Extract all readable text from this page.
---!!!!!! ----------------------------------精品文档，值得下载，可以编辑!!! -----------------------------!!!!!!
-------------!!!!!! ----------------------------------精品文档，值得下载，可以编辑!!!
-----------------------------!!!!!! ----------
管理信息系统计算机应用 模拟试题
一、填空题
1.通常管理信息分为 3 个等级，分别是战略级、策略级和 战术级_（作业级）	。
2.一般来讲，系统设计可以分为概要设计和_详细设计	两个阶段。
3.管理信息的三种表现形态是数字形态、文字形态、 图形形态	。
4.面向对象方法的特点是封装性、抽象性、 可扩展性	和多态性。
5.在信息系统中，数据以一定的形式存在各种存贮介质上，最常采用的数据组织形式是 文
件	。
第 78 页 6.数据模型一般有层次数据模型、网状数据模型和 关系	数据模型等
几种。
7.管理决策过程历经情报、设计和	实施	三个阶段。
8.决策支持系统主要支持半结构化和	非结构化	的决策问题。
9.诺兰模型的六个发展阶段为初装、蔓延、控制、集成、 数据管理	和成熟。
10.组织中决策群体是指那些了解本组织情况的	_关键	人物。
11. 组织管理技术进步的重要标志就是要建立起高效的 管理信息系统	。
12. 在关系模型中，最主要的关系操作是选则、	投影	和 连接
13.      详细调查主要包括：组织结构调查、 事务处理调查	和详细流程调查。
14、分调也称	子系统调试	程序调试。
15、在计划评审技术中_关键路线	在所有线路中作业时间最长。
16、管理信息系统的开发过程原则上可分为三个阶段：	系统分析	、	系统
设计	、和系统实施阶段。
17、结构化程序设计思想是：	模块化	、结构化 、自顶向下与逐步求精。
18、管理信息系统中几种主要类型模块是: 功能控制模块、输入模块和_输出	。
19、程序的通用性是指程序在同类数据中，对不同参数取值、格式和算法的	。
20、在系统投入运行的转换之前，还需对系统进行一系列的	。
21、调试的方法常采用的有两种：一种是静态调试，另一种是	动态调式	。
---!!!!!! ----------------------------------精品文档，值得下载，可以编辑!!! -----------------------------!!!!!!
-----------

= = =

#### REQUIRED WORK
Every line of the data above should be copied exactly.

#### SOLUTION FOR THIS TASK
Extract all readable text from this page.
---!!!!!! ----------------------------------精品文档，值得下载，可以编辑!!! -----------------------------!!!!!!
-------------!!!!!! ----------------------------------精品文档，值得下载，可以编辑!!!
-----------------------------!!!!!! ----------
管理信息系统计算机应用 模拟试题
一、填空题
1.通常管理信息分为 3 个等级，分别是战略级、策略级和 战术级_（作业级）	。
2.一般来讲，系统设计可以分为概要设计和_详细设计	两个阶段。
3.管理信息的三种表现形态是数字形态、文字形态、 图形形态	。
4.面向对象方法的特点是封装性、抽象性、 可扩展性	和多态性。
5.在信息系统中，数据以一定的形式存在各种存贮介质上，最常采用的数据组织形式是 文
件	。
第 78 页 6.数据模型一般有层次数据模型、网状数据模型和 关系	数据模型等
几种。
7.管理决策过程历经情报、设计和	实施	三个阶段。
8.决策支持系统主要支持半结构化和	非结构化	的决策问题。
9.诺兰模型的六个发展阶段为初装、蔓延、控制、集成、 数据管理	和成熟。
10.组织中决策群体是指那些了解本组织情况的	_关键	人物。
11. 组织管理技术进步的重要标志就是要建立起高效的 管理信息系统	。
12. 在关系模型中，最主要的关系操作是选则、	投影	和 连接
13.      详细调查主要包括：组织结构调查、 事务处理调查	和详细流程调查。
14、分调也称	子系统调试	程序调试。
15、在计划评审技术中_关键路线	在所有线路中作业时间最长。
16、管理信息系统的开发过程原则上可分为三个阶段：	系统分析	、	系统
设计	、和系统实施阶段。
17、结构化程序设计思想是：	模块化	、结构化 、自顶向下与逐步求精。
18、管理信息系统中几种主要类型模块是: 功能控制模块、输入模块和_输出	。
19、程序的通用性是指程序在同类数据中，对不同参数取值、格式和算法的	。
20、在系统投入运行的转换之前，还需对系统进行一系列的	。
21、调试的方法常采用的有两种：一种是静态调试，另一种是	动态调式	。
---!!!!!! ----------------------------------精品文档，值得下载，可以编辑!!! -----------------------------!!!!!!
-----------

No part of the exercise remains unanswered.